=== EXERCISE DESCRIPTION ===
Leave every picture out and write out the records below exactly.

=== INPUT MATERIAL ===
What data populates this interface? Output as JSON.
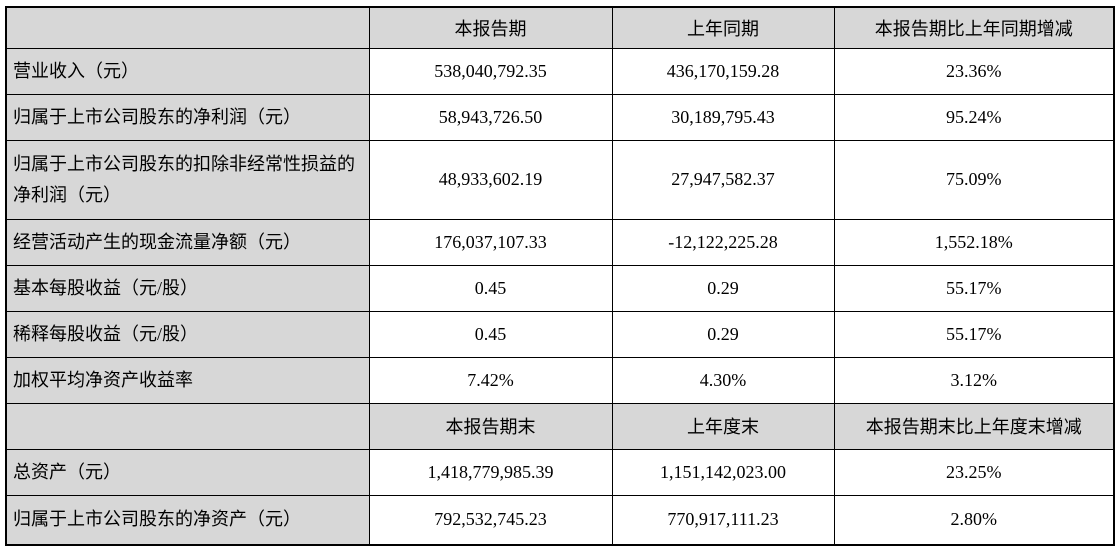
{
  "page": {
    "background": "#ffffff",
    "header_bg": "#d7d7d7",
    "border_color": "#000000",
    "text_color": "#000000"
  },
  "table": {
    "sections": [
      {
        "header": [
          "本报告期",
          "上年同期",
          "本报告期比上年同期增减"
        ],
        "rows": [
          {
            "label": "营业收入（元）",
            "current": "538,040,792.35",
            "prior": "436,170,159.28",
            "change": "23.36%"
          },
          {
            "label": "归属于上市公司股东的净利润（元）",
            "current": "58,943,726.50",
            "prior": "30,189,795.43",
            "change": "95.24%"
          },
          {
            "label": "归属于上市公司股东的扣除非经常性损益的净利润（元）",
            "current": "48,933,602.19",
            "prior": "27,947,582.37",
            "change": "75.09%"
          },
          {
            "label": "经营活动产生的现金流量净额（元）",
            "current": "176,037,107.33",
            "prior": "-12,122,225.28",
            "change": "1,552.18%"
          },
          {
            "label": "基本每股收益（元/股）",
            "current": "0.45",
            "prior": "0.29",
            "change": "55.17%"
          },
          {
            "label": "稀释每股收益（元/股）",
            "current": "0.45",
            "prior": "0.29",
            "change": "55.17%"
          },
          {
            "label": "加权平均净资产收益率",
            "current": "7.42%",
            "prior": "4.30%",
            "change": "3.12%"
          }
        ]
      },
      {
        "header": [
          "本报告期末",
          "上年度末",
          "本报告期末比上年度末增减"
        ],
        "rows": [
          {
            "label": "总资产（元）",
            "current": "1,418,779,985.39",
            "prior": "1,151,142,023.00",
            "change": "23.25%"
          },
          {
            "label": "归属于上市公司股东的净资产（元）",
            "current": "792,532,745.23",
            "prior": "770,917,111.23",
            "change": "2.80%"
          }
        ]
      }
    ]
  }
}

=== ANSWER IN FULL ===
What data populates this interface? Output as JSON.
{
  "page": {
    "background": "#ffffff",
    "header_bg": "#d7d7d7",
    "border_color": "#000000",
    "text_color": "#000000"
  },
  "table": {
    "sections": [
      {
        "header": [
          "本报告期",
          "上年同期",
          "本报告期比上年同期增减"
        ],
        "rows": [
          {
            "label": "营业收入（元）",
            "current": "538,040,792.35",
            "prior": "436,170,159.28",
            "change": "23.36%"
          },
          {
            "label": "归属于上市公司股东的净利润（元）",
            "current": "58,943,726.50",
            "prior": "30,189,795.43",
            "change": "95.24%"
          },
          {
            "label": "归属于上市公司股东的扣除非经常性损益的净利润（元）",
            "current": "48,933,602.19",
            "prior": "27,947,582.37",
            "change": "75.09%"
          },
          {
            "label": "经营活动产生的现金流量净额（元）",
            "current": "176,037,107.33",
            "prior": "-12,122,225.28",
            "change": "1,552.18%"
          },
          {
            "label": "基本每股收益（元/股）",
            "current": "0.45",
            "prior": "0.29",
            "change": "55.17%"
          },
          {
            "label": "稀释每股收益（元/股）",
            "current": "0.45",
            "prior": "0.29",
            "change": "55.17%"
          },
          {
            "label": "加权平均净资产收益率",
            "current": "7.42%",
            "prior": "4.30%",
            "change": "3.12%"
          }
        ]
      },
      {
        "header": [
          "本报告期末",
          "上年度末",
          "本报告期末比上年度末增减"
        ],
        "rows": [
          {
            "label": "总资产（元）",
            "current": "1,418,779,985.39",
            "prior": "1,151,142,023.00",
            "change": "23.25%"
          },
          {
            "label": "归属于上市公司股东的净资产（元）",
            "current": "792,532,745.23",
            "prior": "770,917,111.23",
            "change": "2.80%"
          }
        ]
      }
    ]
  }
}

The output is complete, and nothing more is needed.